Stated exercise 1 -> Print the records below line for line, keeping every line identical, but leave out the pictures. This covers all the records, not the text about Big Willie Robinson.

Text excerpt ->
%%

At 6'6", William "Big Willie" Andrew Robinson III — a bowler hat perched atop his head, his voice booming — cut an imposing figure among the youth of South Central Los Angeles during the 1970s. That figure both belied and contributed to his mission, which was to end gang violence and racial unrest through drag racing. Robinson died this past Saturday after a short illness. He was 70.
For a life lived in the furtherance of "peace through racing," as was his mantra, Big Willie should get the Jalopnik Peace Prize. If there were such a thing.
His seemed an impossible task in a city whose racial entrenchment began decades before. Post-war racial violence in Los Angeles traced its roots to the 1920s, when blacks began to exit a claustrophobic ghetto, seeking elbow room in traditionally white areas, and were met with fists, blackjacks, knives, and gasoline bombs.
For Mexican-Americans, the Zoot Suit Riot of 1943 was a flashpoint of minority tensions. The head of a Los Angeles Country Sheriff's commission at the time, E. Duran Ayres, insisted Mexican Americans inherited "naturally violent" tendencies from the "bloodthirsty Aztecs" who practiced human sacrifice. As such, Ayres suggested, Mexican Americans couldn't help but commit violent acts despite education or vocational training. The city's tabloid media seized on such commentary, touting "The Mexican Problem" as an existential threat to the city.
For blacks, the violence escalated after 1948, when the U.S. Supreme Court banned the enforcement of "restrictive covenants" that had prevented homeowners from selling property to black families. Such clauses had kept blacks from owning property outside a boxlike area bordered by four thoroughfares: Main Street, Slauson Avenue, Alameda Street and Washington Avenue, and in Watts.

%%

Records for this task ->
%%

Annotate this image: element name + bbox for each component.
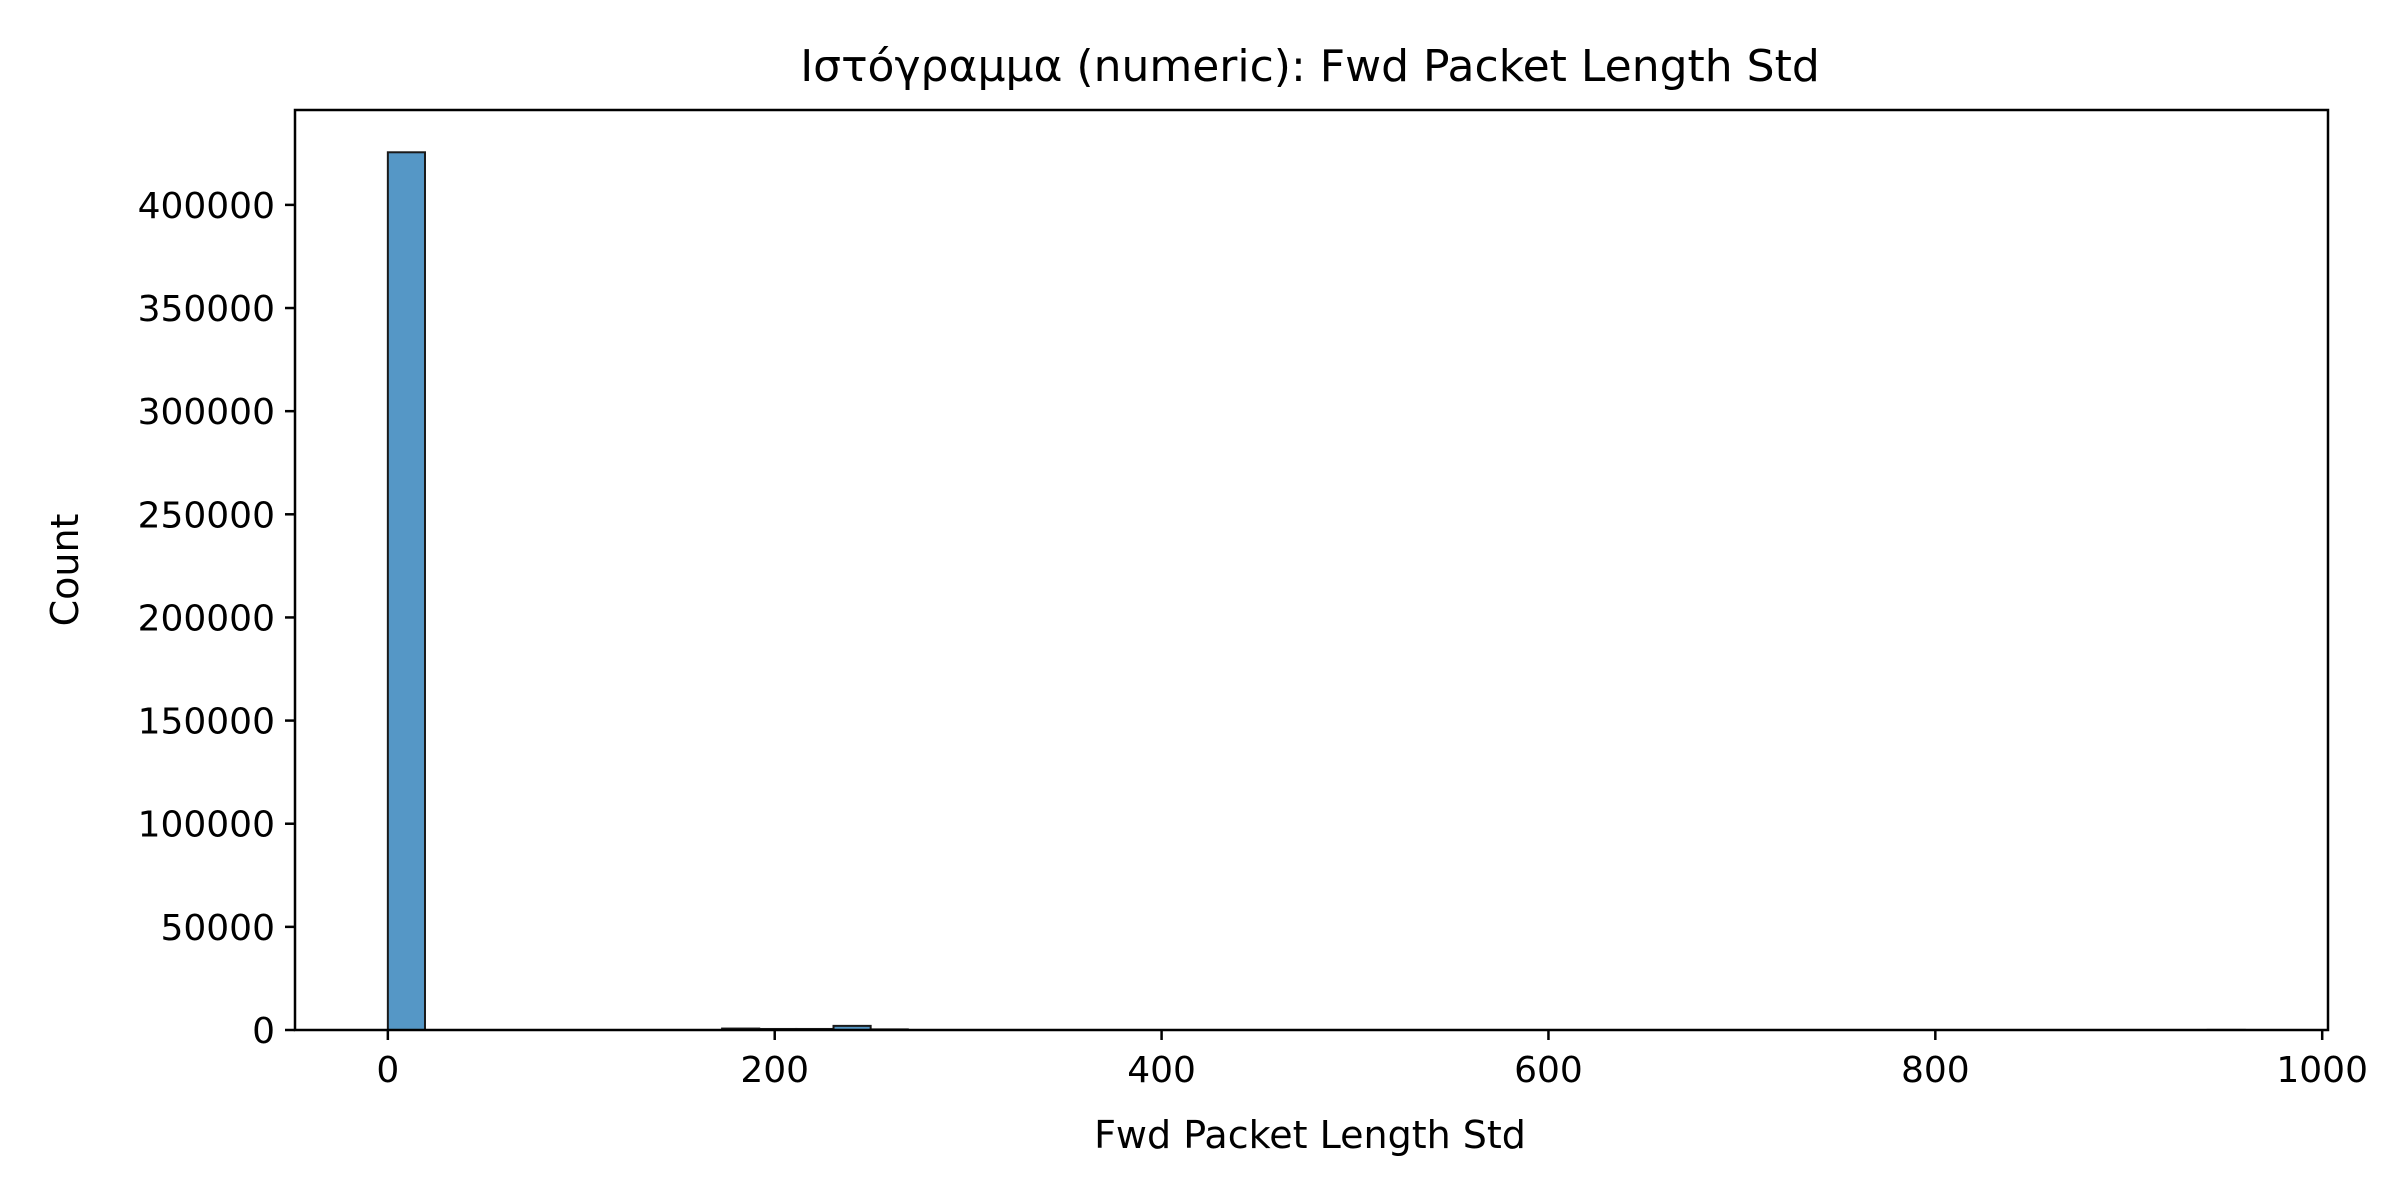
y-tick-label: 0 [252,1011,275,1052]
x-tick-label: 600 [1514,1050,1583,1091]
y-tick-label: 250000 [138,495,275,536]
y-axis-ticks: 0 50000 100000 150000 200000 250000 300000 3500… [138,186,295,1052]
y-tick-label: 200000 [138,598,275,639]
bars-group [386,151,2246,1032]
x-axis-ticks: 0 200 400 600 800 1000 [376,1030,2368,1091]
histogram-bar [386,151,426,1032]
chart-title: Ιστόγραμμα (numeric): Fwd Packet Length … [800,41,1820,92]
y-tick-label: 150000 [138,702,275,743]
x-tick-label: 1000 [2276,1050,2368,1091]
y-axis-label: Count [43,514,87,627]
y-tick-label: 400000 [138,186,275,227]
x-axis-label: Fwd Packet Length Std [1094,1113,1526,1157]
y-tick-label: 350000 [138,289,275,330]
y-tick-label: 100000 [138,805,275,846]
y-tick-label: 300000 [138,392,275,433]
x-tick-label: 200 [740,1050,809,1091]
y-tick-label: 50000 [160,908,275,949]
x-tick-label: 0 [376,1050,399,1091]
plot-frame [293,108,2330,1032]
x-tick-label: 800 [1901,1050,1970,1091]
x-tick-label: 400 [1127,1050,1196,1091]
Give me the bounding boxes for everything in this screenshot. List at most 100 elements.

%%

Stated exercise 2 -> Output the passage from the Big Willie Robinson text from "For a life lived" to "such a thing.", copied without any change.

Written answer 1 ->
Annotate this image: element name + bbox for each component.
y-tick-label: 0 [252,1011,275,1052]
x-tick-label: 600 [1514,1050,1583,1091]
y-tick-label: 250000 [138,495,275,536]
y-axis-ticks: 0 50000 100000 150000 200000 250000 300000 3500… [138,186,295,1052]
y-tick-label: 200000 [138,598,275,639]
bars-group [386,151,2246,1032]
x-axis-ticks: 0 200 400 600 800 1000 [376,1030,2368,1091]
histogram-bar [386,151,426,1032]
chart-title: Ιστόγραμμα (numeric): Fwd Packet Length … [800,41,1820,92]
y-tick-label: 150000 [138,702,275,743]
x-tick-label: 1000 [2276,1050,2368,1091]
y-axis-label: Count [43,514,87,627]
y-tick-label: 400000 [138,186,275,227]
x-axis-label: Fwd Packet Length Std [1094,1113,1526,1157]
y-tick-label: 350000 [138,289,275,330]
y-tick-label: 100000 [138,805,275,846]
y-tick-label: 300000 [138,392,275,433]
x-tick-label: 200 [740,1050,809,1091]
y-tick-label: 50000 [160,908,275,949]
x-tick-label: 0 [376,1050,399,1091]
plot-frame [293,108,2330,1032]
x-tick-label: 800 [1901,1050,1970,1091]
x-tick-label: 400 [1127,1050,1196,1091]
Give me the bounding boxes for everything in this screenshot. List at most 100 elements.

Written answer 2 ->
For a life lived in the furtherance of "peace through racing," as was his mantra, Big Willie should get the Jalopnik Peace Prize. If there were such a thing.